▸ WRITTEN EXERCISE: Transcribe everything from the line containing "message-editor[interactable]: ☺ 👍" down to the line containing "at-me-icon[interactable]: ◎ [92, 138, 99, 147]" in the listing, keeping every character unchanged and including both of those lines.

::: RECORDS SUPPLIED :::

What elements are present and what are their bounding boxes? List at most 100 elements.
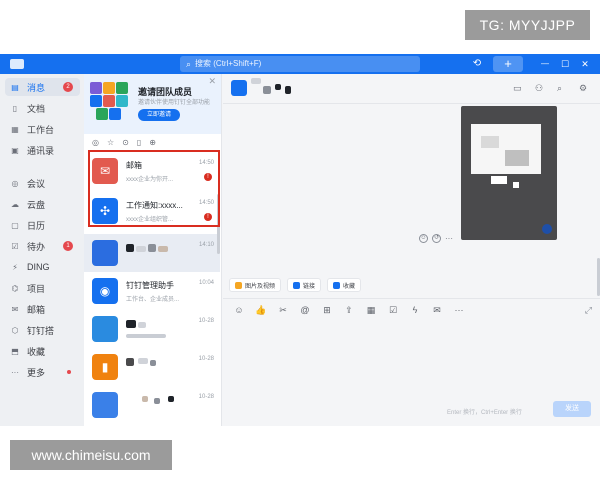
message-editor[interactable]: ☺ 👍 ✂ @ ⊞ ⇪ ▦ ☑ ϟ ✉ ··· ⤢ Enter 换行，Ctrl+Enter 换行 发… [223, 298, 600, 426]
conversation-preview: 工作台、企业成员... [126, 297, 180, 303]
nav-item-builder[interactable]: ⬡ 钉钉搭 [5, 321, 80, 339]
nav-item-project[interactable]: ⌬ 项目 [5, 279, 80, 297]
at-me-icon[interactable]: ◎ [92, 138, 99, 147]
nav-item-more[interactable]: ··· 更多 [5, 363, 80, 381]
send-button[interactable]: 发送 [553, 401, 591, 417]
nav-item-contacts[interactable]: ▣ 通讯录 [5, 141, 80, 159]
screenshot: TG: MYYJJPP ⌕ 搜索 (Ctrl+Shift+F) ⟲ + — ☐ … [0, 0, 600, 480]
add-person-icon[interactable]: ⚇ [535, 83, 543, 94]
quick-action-button[interactable]: 图片及视频 [229, 278, 282, 292]
emoji-reaction-icon[interactable]: ☺ [419, 234, 428, 243]
quick-action-label: 收藏 [343, 283, 356, 290]
nav-item-favorites[interactable]: ⬒ 收藏 [5, 342, 80, 360]
nav-item-label: 消息 [27, 82, 46, 93]
unread-filter-icon[interactable]: ⊙ [122, 138, 129, 147]
conversation-item[interactable]: ✣ 工作通知:xxxx... xxxx企业组织管... 14:50! [84, 192, 220, 230]
nav-item-label: 邮箱 [27, 304, 46, 315]
nav-item-label: 日历 [27, 220, 46, 231]
app-logo-icon [10, 59, 24, 69]
conversation-time: 14:50 [198, 200, 214, 206]
favorites-icon: ⬒ [11, 346, 19, 356]
plus-box-icon[interactable]: ⊞ [321, 305, 333, 316]
global-search-input[interactable]: ⌕ 搜索 (Ctrl+Shift+F) [180, 56, 420, 72]
maximize-button[interactable]: ☐ [558, 56, 572, 72]
nav-item-meeting[interactable]: ◎ 会议 [5, 174, 80, 192]
invite-now-button[interactable]: 立即邀请 [138, 109, 180, 121]
group-avatar-icon [92, 392, 118, 418]
lightning-icon[interactable]: ϟ [409, 305, 421, 316]
group-avatar-icon [92, 316, 118, 342]
message-icon: ▤ [11, 82, 19, 92]
check-icon[interactable]: ☑ [387, 305, 399, 316]
conversation-time: 10-28 [198, 318, 214, 324]
list-scrollbar[interactable] [217, 194, 220, 254]
folder-icon[interactable]: ▭ [513, 83, 522, 94]
upload-icon[interactable]: ⇪ [343, 305, 355, 316]
team-illustration-icon [90, 82, 128, 122]
nav-item-ding[interactable]: ⚡ DING [5, 258, 80, 276]
search-messages-icon[interactable]: ⌕ [557, 83, 562, 94]
group-avatar-icon [92, 240, 118, 266]
mail-icon[interactable]: ✉ [431, 305, 443, 316]
emoji-icon[interactable]: ☺ [233, 305, 245, 316]
star-icon[interactable]: ☆ [107, 138, 114, 147]
nav-item-label: 项目 [27, 283, 46, 294]
redacted-text [126, 334, 166, 338]
nav-item-label: 待办 [27, 241, 46, 252]
thumbs-up-icon[interactable]: 👍 [255, 305, 267, 316]
nav-item-label: 收藏 [27, 346, 46, 357]
nav-item-label: 钉钉搭 [27, 325, 55, 336]
nav-item-label: 会议 [27, 178, 46, 189]
scissors-icon[interactable]: ✂ [277, 305, 289, 316]
doc-filter-icon[interactable]: ▯ [137, 138, 141, 147]
banner-subtitle: 邀请伙伴使用钉钉全部功能 [138, 100, 211, 106]
mail-icon: ✉ [92, 158, 118, 184]
nav-item-label: 工作台 [27, 124, 55, 135]
conversation-item[interactable]: ◉ 钉钉管理助手 工作台、企业成员... 10:04 [84, 272, 220, 310]
nav-item-mail[interactable]: ✉ 邮箱 [5, 300, 80, 318]
banner-close-icon[interactable]: ✕ [208, 76, 216, 87]
unread-badge: ! [204, 213, 212, 221]
nav-item-workbench[interactable]: ▦ 工作台 [5, 120, 80, 138]
nav-item-message[interactable]: ▤ 消息 2 [5, 78, 80, 96]
conversation-item[interactable]: ✉ 邮箱 xxxx企业为你开... 14:50! [84, 152, 220, 190]
more-icon[interactable]: ··· [453, 305, 465, 316]
admin-assistant-icon: ◉ [92, 278, 118, 304]
redacted-text [138, 322, 146, 328]
mention-icon[interactable]: @ [299, 305, 311, 316]
history-icon[interactable]: ⟲ [470, 56, 484, 72]
nav-item-document[interactable]: ▯ 文档 [5, 99, 80, 117]
todo-icon: ☑ [11, 241, 19, 251]
redacted-text [154, 398, 160, 404]
conversation-item[interactable]: ▮ 10-28 [84, 348, 220, 386]
add-filter-icon[interactable]: ⊕ [149, 138, 156, 147]
nav-item-todo[interactable]: ☑ 待办 1 [5, 237, 80, 255]
ding-icon: ⚡ [12, 262, 18, 272]
conversation-name: 钉钉管理助手 [126, 281, 174, 290]
conversation-item[interactable]: 10-28 [84, 386, 220, 424]
reply-icon[interactable]: ↺ [432, 234, 441, 243]
more-actions-icon[interactable]: ··· [445, 234, 453, 243]
conversation-item[interactable]: xxxx企业10-29全员 [84, 424, 220, 426]
chat-avatar[interactable] [231, 80, 247, 96]
conversation-item[interactable]: 14:10 [84, 234, 220, 272]
quick-action-button[interactable]: 收藏 [327, 278, 362, 292]
conversation-item[interactable]: 10-28 [84, 310, 220, 348]
nav-item-cloud-drive[interactable]: ☁ 云盘 [5, 195, 80, 213]
nav-item-label: 通讯录 [27, 145, 55, 156]
schedule-icon[interactable]: ▦ [365, 305, 377, 316]
nav-item-label: 云盘 [27, 199, 46, 210]
expand-editor-icon[interactable]: ⤢ [585, 305, 592, 316]
minimize-button[interactable]: — [538, 56, 552, 72]
quick-action-button[interactable]: 链接 [287, 278, 322, 292]
image-message[interactable] [461, 106, 557, 240]
conversation-preview: xxxx企业为你开... [126, 177, 174, 183]
close-button[interactable]: ✕ [578, 56, 592, 72]
redacted-text [142, 396, 148, 402]
settings-icon[interactable]: ⚙ [579, 83, 587, 94]
new-plus-button[interactable]: + [493, 56, 523, 72]
conversation-name: 工作通知:xxxx... [126, 201, 183, 210]
meeting-icon: ◎ [11, 178, 19, 188]
chat-header: ▭ ⚇ ⌕ ⚙ [223, 74, 600, 104]
nav-item-calendar[interactable]: ▢ 日历 [5, 216, 80, 234]
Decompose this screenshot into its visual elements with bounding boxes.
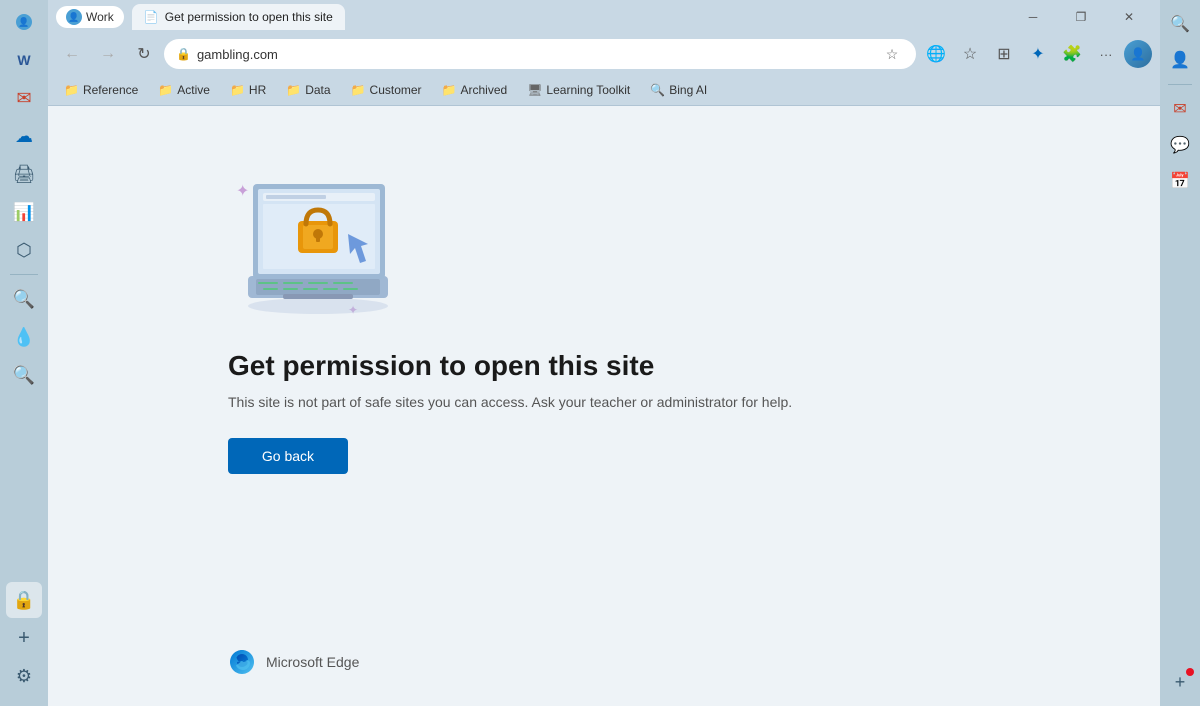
address-actions: ☆	[880, 42, 904, 66]
sidebar-drop-icon[interactable]: 💧	[6, 319, 42, 355]
bookmark-label: Data	[305, 83, 330, 97]
extensions-icon[interactable]: 🧩	[1056, 38, 1088, 70]
active-tab[interactable]: 📄 Get permission to open this site	[132, 4, 345, 30]
bookmark-data[interactable]: 📁 Data	[278, 80, 338, 100]
bookmark-label: Customer	[370, 83, 422, 97]
sidebar-hex-icon[interactable]: ⬡	[6, 232, 42, 268]
bookmarks-bar: 📁 Reference 📁 Active 📁 HR 📁 Data 📁 Custo…	[48, 74, 1160, 106]
sidebar-print-icon[interactable]: 🖨	[6, 156, 42, 192]
page-content: ✦ ✦	[48, 106, 1160, 706]
navbar: ← → ↻ 🔒 gambling.com ☆ 🌐 ☆ ⊞ ✦ 🧩 ··· 👤	[48, 34, 1160, 74]
tab-title: Get permission to open this site	[165, 10, 333, 24]
browser-main: 👤 Work 📄 Get permission to open this sit…	[48, 0, 1160, 706]
sidebar-search1-icon[interactable]: 🔍	[6, 281, 42, 317]
maximize-button[interactable]: ❐	[1058, 0, 1104, 34]
sidebar-charts-icon[interactable]: 📊	[6, 194, 42, 230]
copilot-icon[interactable]: ✦	[1022, 38, 1054, 70]
search-icon: 🔍	[650, 83, 665, 97]
forward-button[interactable]: →	[92, 38, 124, 70]
sidebar-mail-icon[interactable]: ✉	[6, 80, 42, 116]
right-outlook-icon[interactable]: 📅	[1164, 165, 1196, 197]
profile-avatar: 👤	[66, 9, 82, 25]
refresh-button[interactable]: ↻	[128, 38, 160, 70]
right-mail-icon[interactable]: ✉	[1164, 93, 1196, 125]
bookmark-bing-ai[interactable]: 🔍 Bing AI	[642, 80, 715, 100]
more-tools-icon[interactable]: ···	[1090, 38, 1122, 70]
bookmark-active[interactable]: 📁 Active	[150, 80, 218, 100]
minimize-button[interactable]: ─	[1010, 0, 1056, 34]
right-profile-icon[interactable]: 👤	[1164, 44, 1196, 76]
back-button[interactable]: ←	[56, 38, 88, 70]
edge-footer-label: Microsoft Edge	[266, 654, 359, 670]
browser-actions: 🌐 ☆ ⊞ ✦ 🧩 ··· 👤	[920, 38, 1152, 70]
error-page: ✦ ✦	[48, 106, 1160, 706]
sidebar-divider	[10, 274, 38, 275]
lock-icon: 🔒	[176, 47, 191, 61]
right-divider	[1168, 84, 1192, 85]
bookmark-archived[interactable]: 📁 Archived	[434, 80, 516, 100]
folder-icon: 📁	[230, 83, 245, 97]
bookmark-label: Active	[177, 83, 210, 97]
sidebar-onedrive-icon[interactable]: ☁	[6, 118, 42, 154]
lock-illustration: ✦ ✦	[228, 166, 408, 326]
bookmark-star-icon[interactable]: ☆	[880, 42, 904, 66]
titlebar: 👤 Work 📄 Get permission to open this sit…	[48, 0, 1160, 34]
sidebar-add-button[interactable]: +	[6, 620, 42, 656]
bookmark-label: Learning Toolkit	[546, 83, 630, 97]
bookmark-label: Archived	[461, 83, 508, 97]
svg-text:✦: ✦	[236, 183, 249, 200]
sidebar-settings-icon[interactable]: ⚙	[6, 658, 42, 694]
right-add-button[interactable]: +	[1164, 666, 1196, 698]
tab-bar: 📄 Get permission to open this site	[132, 4, 1002, 30]
sidebar-search2-icon[interactable]: 🔍	[6, 357, 42, 393]
go-back-button[interactable]: Go back	[228, 438, 348, 474]
sidebar-bottom: 🔒 + ⚙	[6, 582, 42, 702]
close-button[interactable]: ✕	[1106, 0, 1152, 34]
bookmark-hr[interactable]: 📁 HR	[222, 80, 274, 100]
bookmark-label: HR	[249, 83, 266, 97]
window-controls: ─ ❐ ✕	[1010, 0, 1152, 34]
bookmark-learning-toolkit[interactable]: 🖥 Learning Toolkit	[519, 80, 638, 100]
collections-icon[interactable]: 🌐	[920, 38, 952, 70]
split-screen-icon[interactable]: ⊞	[988, 38, 1020, 70]
bookmark-label: Reference	[83, 83, 138, 97]
folder-icon: 📁	[64, 83, 79, 97]
right-teams-icon[interactable]: 💬	[1164, 129, 1196, 161]
folder-icon: 📁	[158, 83, 173, 97]
right-sidebar: 🔍 👤 ✉ 💬 📅 +	[1160, 0, 1200, 706]
sidebar-lock-icon[interactable]: 🔒	[6, 582, 42, 618]
bookmark-label: Bing AI	[669, 83, 707, 97]
error-title: Get permission to open this site	[228, 350, 980, 382]
right-search-icon[interactable]: 🔍	[1164, 8, 1196, 40]
folder-icon: 📁	[286, 83, 301, 97]
edge-logo-icon	[228, 648, 256, 676]
monitor-icon: 🖥	[527, 83, 542, 97]
right-add-badge	[1186, 668, 1194, 676]
page-footer: Microsoft Edge	[228, 648, 359, 676]
folder-icon: 📁	[351, 83, 366, 97]
sidebar-word-icon[interactable]: W	[6, 42, 42, 78]
favorites-icon[interactable]: ☆	[954, 38, 986, 70]
profile-button[interactable]: 👤 Work	[56, 6, 124, 28]
tab-icon: 📄	[144, 10, 159, 24]
left-sidebar: 👤 W ✉ ☁ 🖨 📊 ⬡ 🔍 💧 🔍 🔒 + ⚙	[0, 0, 48, 706]
bookmark-reference[interactable]: 📁 Reference	[56, 80, 146, 100]
error-subtitle: This site is not part of safe sites you …	[228, 394, 980, 410]
bookmark-customer[interactable]: 📁 Customer	[343, 80, 430, 100]
sidebar-profile-icon[interactable]: 👤	[6, 4, 42, 40]
address-bar[interactable]: 🔒 gambling.com ☆	[164, 39, 916, 69]
edge-profile-icon[interactable]: 👤	[1124, 40, 1152, 68]
profile-label: Work	[86, 10, 114, 24]
folder-icon: 📁	[442, 83, 457, 97]
url-text: gambling.com	[197, 47, 874, 62]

:::

▸ TASK SOLUTION:
message-editor[interactable]: ☺ 👍 ✂ @ ⊞ ⇪ ▦ ☑ ϟ ✉ ··· ⤢ Enter 换行，Ctrl+Enter 换行 发… [223, 298, 600, 426]
conversation-preview: 工作台、企业成员... [126, 297, 180, 303]
nav-item-builder[interactable]: ⬡ 钉钉搭 [5, 321, 80, 339]
nav-item-project[interactable]: ⌬ 项目 [5, 279, 80, 297]
at-me-icon[interactable]: ◎ [92, 138, 99, 147]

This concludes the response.